### PROVIDED RECORDS

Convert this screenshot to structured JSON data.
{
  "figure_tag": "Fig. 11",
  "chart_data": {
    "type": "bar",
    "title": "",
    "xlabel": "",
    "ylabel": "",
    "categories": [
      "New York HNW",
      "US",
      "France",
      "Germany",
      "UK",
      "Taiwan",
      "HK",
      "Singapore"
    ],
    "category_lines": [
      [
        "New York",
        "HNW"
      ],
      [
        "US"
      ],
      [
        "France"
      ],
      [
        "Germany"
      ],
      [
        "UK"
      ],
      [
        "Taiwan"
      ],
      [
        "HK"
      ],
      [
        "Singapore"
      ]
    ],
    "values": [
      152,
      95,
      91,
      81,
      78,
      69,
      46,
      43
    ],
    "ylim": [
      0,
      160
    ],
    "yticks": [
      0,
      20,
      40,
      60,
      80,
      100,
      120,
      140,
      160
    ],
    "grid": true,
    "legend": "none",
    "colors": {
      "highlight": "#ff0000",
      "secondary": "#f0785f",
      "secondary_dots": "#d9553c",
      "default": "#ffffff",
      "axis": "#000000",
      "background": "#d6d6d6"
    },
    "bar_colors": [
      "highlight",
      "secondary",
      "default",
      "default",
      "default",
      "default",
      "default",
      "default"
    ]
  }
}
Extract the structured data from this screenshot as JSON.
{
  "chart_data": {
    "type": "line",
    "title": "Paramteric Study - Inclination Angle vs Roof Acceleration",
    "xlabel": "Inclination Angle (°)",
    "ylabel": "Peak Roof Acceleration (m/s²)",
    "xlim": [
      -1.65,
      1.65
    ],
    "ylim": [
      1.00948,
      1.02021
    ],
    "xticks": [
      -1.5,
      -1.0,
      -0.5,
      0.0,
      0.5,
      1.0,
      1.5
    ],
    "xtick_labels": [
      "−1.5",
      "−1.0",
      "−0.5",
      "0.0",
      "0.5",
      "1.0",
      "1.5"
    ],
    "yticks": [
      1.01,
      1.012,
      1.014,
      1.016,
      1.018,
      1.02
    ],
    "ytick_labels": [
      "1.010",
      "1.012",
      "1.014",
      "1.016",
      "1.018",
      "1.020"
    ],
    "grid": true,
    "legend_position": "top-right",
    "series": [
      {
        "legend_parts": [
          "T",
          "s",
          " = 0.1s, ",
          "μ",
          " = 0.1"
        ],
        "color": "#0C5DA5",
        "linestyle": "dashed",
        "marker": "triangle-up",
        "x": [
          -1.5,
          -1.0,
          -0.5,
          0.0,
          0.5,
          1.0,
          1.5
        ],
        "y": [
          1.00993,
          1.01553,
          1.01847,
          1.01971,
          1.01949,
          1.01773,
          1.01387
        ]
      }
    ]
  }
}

######

PROBLEM DESCRIPTION: Quote each line of the data above exactly as written.

OUTPUT OF THE TASK:
Convert this screenshot to structured JSON data.
{
  "figure_tag": "Fig. 11",
  "chart_data": {
    "type": "bar",
    "title": "",
    "xlabel": "",
    "ylabel": "",
    "categories": [
      "New York HNW",
      "US",
      "France",
      "Germany",
      "UK",
      "Taiwan",
      "HK",
      "Singapore"
    ],
    "category_lines": [
      [
        "New York",
        "HNW"
      ],
      [
        "US"
      ],
      [
        "France"
      ],
      [
        "Germany"
      ],
      [
        "UK"
      ],
      [
        "Taiwan"
      ],
      [
        "HK"
      ],
      [
        "Singapore"
      ]
    ],
    "values": [
      152,
      95,
      91,
      81,
      78,
      69,
      46,
      43
    ],
    "ylim": [
      0,
      160
    ],
    "yticks": [
      0,
      20,
      40,
      60,
      80,
      100,
      120,
      140,
      160
    ],
    "grid": true,
    "legend": "none",
    "colors": {
      "highlight": "#ff0000",
      "secondary": "#f0785f",
      "secondary_dots": "#d9553c",
      "default": "#ffffff",
      "axis": "#000000",
      "background": "#d6d6d6"
    },
    "bar_colors": [
      "highlight",
      "secondary",
      "default",
      "default",
      "default",
      "default",
      "default",
      "default"
    ]
  }
}
Extract the structured data from this screenshot as JSON.
{
  "chart_data": {
    "type": "line",
    "title": "Paramteric Study - Inclination Angle vs Roof Acceleration",
    "xlabel": "Inclination Angle (°)",
    "ylabel": "Peak Roof Acceleration (m/s²)",
    "xlim": [
      -1.65,
      1.65
    ],
    "ylim": [
      1.00948,
      1.02021
    ],
    "xticks": [
      -1.5,
      -1.0,
      -0.5,
      0.0,
      0.5,
      1.0,
      1.5
    ],
    "xtick_labels": [
      "−1.5",
      "−1.0",
      "−0.5",
      "0.0",
      "0.5",
      "1.0",
      "1.5"
    ],
    "yticks": [
      1.01,
      1.012,
      1.014,
      1.016,
      1.018,
      1.02
    ],
    "ytick_labels": [
      "1.010",
      "1.012",
      "1.014",
      "1.016",
      "1.018",
      "1.020"
    ],
    "grid": true,
    "legend_position": "top-right",
    "series": [
      {
        "legend_parts": [
          "T",
          "s",
          " = 0.1s, ",
          "μ",
          " = 0.1"
        ],
        "color": "#0C5DA5",
        "linestyle": "dashed",
        "marker": "triangle-up",
        "x": [
          -1.5,
          -1.0,
          -0.5,
          0.0,
          0.5,
          1.0,
          1.5
        ],
        "y": [
          1.00993,
          1.01553,
          1.01847,
          1.01971,
          1.01949,
          1.01773,
          1.01387
        ]
      }
    ]
  }
}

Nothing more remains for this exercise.